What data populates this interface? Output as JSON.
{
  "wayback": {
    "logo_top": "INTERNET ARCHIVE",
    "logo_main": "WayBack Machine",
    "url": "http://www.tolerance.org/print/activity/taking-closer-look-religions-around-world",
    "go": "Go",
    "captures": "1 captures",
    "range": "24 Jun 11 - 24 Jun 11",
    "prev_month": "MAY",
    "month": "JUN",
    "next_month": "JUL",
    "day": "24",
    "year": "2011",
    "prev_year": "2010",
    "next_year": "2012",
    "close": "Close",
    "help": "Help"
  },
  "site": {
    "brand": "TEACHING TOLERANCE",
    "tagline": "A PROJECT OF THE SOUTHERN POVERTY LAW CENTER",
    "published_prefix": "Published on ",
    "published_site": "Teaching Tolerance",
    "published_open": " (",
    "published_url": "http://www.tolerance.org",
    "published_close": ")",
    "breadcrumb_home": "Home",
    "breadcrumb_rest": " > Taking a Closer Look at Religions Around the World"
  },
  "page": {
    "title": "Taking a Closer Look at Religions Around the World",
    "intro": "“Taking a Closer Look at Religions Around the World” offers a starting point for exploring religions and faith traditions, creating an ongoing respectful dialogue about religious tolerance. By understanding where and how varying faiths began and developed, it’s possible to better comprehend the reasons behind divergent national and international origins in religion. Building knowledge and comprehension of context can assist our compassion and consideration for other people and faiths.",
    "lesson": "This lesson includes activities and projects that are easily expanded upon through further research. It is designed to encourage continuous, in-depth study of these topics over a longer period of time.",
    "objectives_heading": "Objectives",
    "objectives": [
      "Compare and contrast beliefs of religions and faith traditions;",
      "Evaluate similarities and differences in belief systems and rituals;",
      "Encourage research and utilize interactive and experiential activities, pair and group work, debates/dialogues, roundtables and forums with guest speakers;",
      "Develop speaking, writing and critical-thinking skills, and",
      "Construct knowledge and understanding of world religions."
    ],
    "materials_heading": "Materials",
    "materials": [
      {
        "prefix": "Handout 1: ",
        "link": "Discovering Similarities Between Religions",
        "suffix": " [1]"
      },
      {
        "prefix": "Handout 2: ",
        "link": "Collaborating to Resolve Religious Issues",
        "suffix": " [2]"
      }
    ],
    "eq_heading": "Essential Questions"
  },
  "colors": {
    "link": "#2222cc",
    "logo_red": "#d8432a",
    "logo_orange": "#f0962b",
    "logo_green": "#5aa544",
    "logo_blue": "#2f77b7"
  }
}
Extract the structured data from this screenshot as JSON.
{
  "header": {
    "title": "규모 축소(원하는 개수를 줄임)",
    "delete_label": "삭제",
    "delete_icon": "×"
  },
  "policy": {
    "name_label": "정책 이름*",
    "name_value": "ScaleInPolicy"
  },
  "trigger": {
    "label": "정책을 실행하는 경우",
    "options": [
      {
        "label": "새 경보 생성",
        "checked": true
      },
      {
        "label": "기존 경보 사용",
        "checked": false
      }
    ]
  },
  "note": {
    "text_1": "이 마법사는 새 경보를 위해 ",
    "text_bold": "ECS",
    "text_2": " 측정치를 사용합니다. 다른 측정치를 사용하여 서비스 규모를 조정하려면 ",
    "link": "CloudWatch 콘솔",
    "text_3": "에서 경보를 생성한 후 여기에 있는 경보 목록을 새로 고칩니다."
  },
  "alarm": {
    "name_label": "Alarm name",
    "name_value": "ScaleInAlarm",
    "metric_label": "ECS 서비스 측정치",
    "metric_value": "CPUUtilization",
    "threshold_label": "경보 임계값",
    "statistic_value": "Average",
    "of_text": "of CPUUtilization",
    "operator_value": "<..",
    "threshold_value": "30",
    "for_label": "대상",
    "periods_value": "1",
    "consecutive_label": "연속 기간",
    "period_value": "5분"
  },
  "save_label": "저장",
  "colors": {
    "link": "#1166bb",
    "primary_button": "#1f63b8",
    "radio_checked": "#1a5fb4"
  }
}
-=-=-
Problem to work on
Your task is to extract all of the records exactly.

Solution for this task
What data populates this interface? Output as JSON.
{
  "wayback": {
    "logo_top": "INTERNET ARCHIVE",
    "logo_main": "WayBack Machine",
    "url": "http://www.tolerance.org/print/activity/taking-closer-look-religions-around-world",
    "go": "Go",
    "captures": "1 captures",
    "range": "24 Jun 11 - 24 Jun 11",
    "prev_month": "MAY",
    "month": "JUN",
    "next_month": "JUL",
    "day": "24",
    "year": "2011",
    "prev_year": "2010",
    "next_year": "2012",
    "close": "Close",
    "help": "Help"
  },
  "site": {
    "brand": "TEACHING TOLERANCE",
    "tagline": "A PROJECT OF THE SOUTHERN POVERTY LAW CENTER",
    "published_prefix": "Published on ",
    "published_site": "Teaching Tolerance",
    "published_open": " (",
    "published_url": "http://www.tolerance.org",
    "published_close": ")",
    "breadcrumb_home": "Home",
    "breadcrumb_rest": " > Taking a Closer Look at Religions Around the World"
  },
  "page": {
    "title": "Taking a Closer Look at Religions Around the World",
    "intro": "“Taking a Closer Look at Religions Around the World” offers a starting point for exploring religions and faith traditions, creating an ongoing respectful dialogue about religious tolerance. By understanding where and how varying faiths began and developed, it’s possible to better comprehend the reasons behind divergent national and international origins in religion. Building knowledge and comprehension of context can assist our compassion and consideration for other people and faiths.",
    "lesson": "This lesson includes activities and projects that are easily expanded upon through further research. It is designed to encourage continuous, in-depth study of these topics over a longer period of time.",
    "objectives_heading": "Objectives",
    "objectives": [
      "Compare and contrast beliefs of religions and faith traditions;",
      "Evaluate similarities and differences in belief systems and rituals;",
      "Encourage research and utilize interactive and experiential activities, pair and group work, debates/dialogues, roundtables and forums with guest speakers;",
      "Develop speaking, writing and critical-thinking skills, and",
      "Construct knowledge and understanding of world religions."
    ],
    "materials_heading": "Materials",
    "materials": [
      {
        "prefix": "Handout 1: ",
        "link": "Discovering Similarities Between Religions",
        "suffix": " [1]"
      },
      {
        "prefix": "Handout 2: ",
        "link": "Collaborating to Resolve Religious Issues",
        "suffix": " [2]"
      }
    ],
    "eq_heading": "Essential Questions"
  },
  "colors": {
    "link": "#2222cc",
    "logo_red": "#d8432a",
    "logo_orange": "#f0962b",
    "logo_green": "#5aa544",
    "logo_blue": "#2f77b7"
  }
}
Extract the structured data from this screenshot as JSON.
{
  "header": {
    "title": "규모 축소(원하는 개수를 줄임)",
    "delete_label": "삭제",
    "delete_icon": "×"
  },
  "policy": {
    "name_label": "정책 이름*",
    "name_value": "ScaleInPolicy"
  },
  "trigger": {
    "label": "정책을 실행하는 경우",
    "options": [
      {
        "label": "새 경보 생성",
        "checked": true
      },
      {
        "label": "기존 경보 사용",
        "checked": false
      }
    ]
  },
  "note": {
    "text_1": "이 마법사는 새 경보를 위해 ",
    "text_bold": "ECS",
    "text_2": " 측정치를 사용합니다. 다른 측정치를 사용하여 서비스 규모를 조정하려면 ",
    "link": "CloudWatch 콘솔",
    "text_3": "에서 경보를 생성한 후 여기에 있는 경보 목록을 새로 고칩니다."
  },
  "alarm": {
    "name_label": "Alarm name",
    "name_value": "ScaleInAlarm",
    "metric_label": "ECS 서비스 측정치",
    "metric_value": "CPUUtilization",
    "threshold_label": "경보 임계값",
    "statistic_value": "Average",
    "of_text": "of CPUUtilization",
    "operator_value": "<..",
    "threshold_value": "30",
    "for_label": "대상",
    "periods_value": "1",
    "consecutive_label": "연속 기간",
    "period_value": "5분"
  },
  "save_label": "저장",
  "colors": {
    "link": "#1166bb",
    "primary_button": "#1f63b8",
    "radio_checked": "#1a5fb4"
  }
}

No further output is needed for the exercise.